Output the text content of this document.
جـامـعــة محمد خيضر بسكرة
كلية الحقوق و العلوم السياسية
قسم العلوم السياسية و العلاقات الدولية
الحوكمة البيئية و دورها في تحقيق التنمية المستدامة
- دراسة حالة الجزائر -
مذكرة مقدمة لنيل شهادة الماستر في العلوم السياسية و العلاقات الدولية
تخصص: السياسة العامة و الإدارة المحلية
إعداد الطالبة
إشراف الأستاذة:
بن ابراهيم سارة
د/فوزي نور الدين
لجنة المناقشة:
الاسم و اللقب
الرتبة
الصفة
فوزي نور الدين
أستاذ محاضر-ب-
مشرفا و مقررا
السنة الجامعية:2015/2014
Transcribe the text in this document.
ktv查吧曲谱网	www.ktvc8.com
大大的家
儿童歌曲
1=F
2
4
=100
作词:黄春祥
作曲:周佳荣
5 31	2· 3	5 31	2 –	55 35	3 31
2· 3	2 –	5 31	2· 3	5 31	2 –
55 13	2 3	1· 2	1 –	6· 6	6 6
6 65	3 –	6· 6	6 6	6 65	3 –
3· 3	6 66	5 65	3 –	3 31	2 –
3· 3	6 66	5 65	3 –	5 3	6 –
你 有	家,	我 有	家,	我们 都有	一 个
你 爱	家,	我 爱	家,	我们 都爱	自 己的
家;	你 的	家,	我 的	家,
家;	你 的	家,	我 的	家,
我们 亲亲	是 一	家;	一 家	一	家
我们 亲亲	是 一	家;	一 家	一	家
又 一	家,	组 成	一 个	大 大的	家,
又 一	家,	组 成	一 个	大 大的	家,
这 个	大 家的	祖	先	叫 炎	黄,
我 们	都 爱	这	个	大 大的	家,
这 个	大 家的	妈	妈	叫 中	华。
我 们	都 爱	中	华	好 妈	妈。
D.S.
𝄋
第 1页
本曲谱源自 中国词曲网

_ _ _ _

Write the material out again in its entirety, exactly as shown.

Output the text content of this document.
جـامـعــة محمد خيضر بسكرة
كلية الحقوق و العلوم السياسية
قسم العلوم السياسية و العلاقات الدولية
الحوكمة البيئية و دورها في تحقيق التنمية المستدامة
- دراسة حالة الجزائر -
مذكرة مقدمة لنيل شهادة الماستر في العلوم السياسية و العلاقات الدولية
تخصص: السياسة العامة و الإدارة المحلية
إعداد الطالبة
إشراف الأستاذة:
بن ابراهيم سارة
د/فوزي نور الدين
لجنة المناقشة:
الاسم و اللقب
الرتبة
الصفة
فوزي نور الدين
أستاذ محاضر-ب-
مشرفا و مقررا
السنة الجامعية:2015/2014
Transcribe the text in this document.
ktv查吧曲谱网	www.ktvc8.com
大大的家
儿童歌曲
1=F
2
4
=100
作词:黄春祥
作曲:周佳荣
5 31	2· 3	5 31	2 –	55 35	3 31
2· 3	2 –	5 31	2· 3	5 31	2 –
55 13	2 3	1· 2	1 –	6· 6	6 6
6 65	3 –	6· 6	6 6	6 65	3 –
3· 3	6 66	5 65	3 –	3 31	2 –
3· 3	6 66	5 65	3 –	5 3	6 –
你 有	家,	我 有	家,	我们 都有	一 个
你 爱	家,	我 爱	家,	我们 都爱	自 己的
家;	你 的	家,	我 的	家,
家;	你 的	家,	我 的	家,
我们 亲亲	是 一	家;	一 家	一	家
我们 亲亲	是 一	家;	一 家	一	家
又 一	家,	组 成	一 个	大 大的	家,
又 一	家,	组 成	一 个	大 大的	家,
这 个	大 家的	祖	先	叫 炎	黄,
我 们	都 爱	这	个	大 大的	家,
这 个	大 家的	妈	妈	叫 中	华。
我 们	都 爱	中	华	好 妈	妈。
D.S.
𝄋
第 1页
本曲谱源自 中国词曲网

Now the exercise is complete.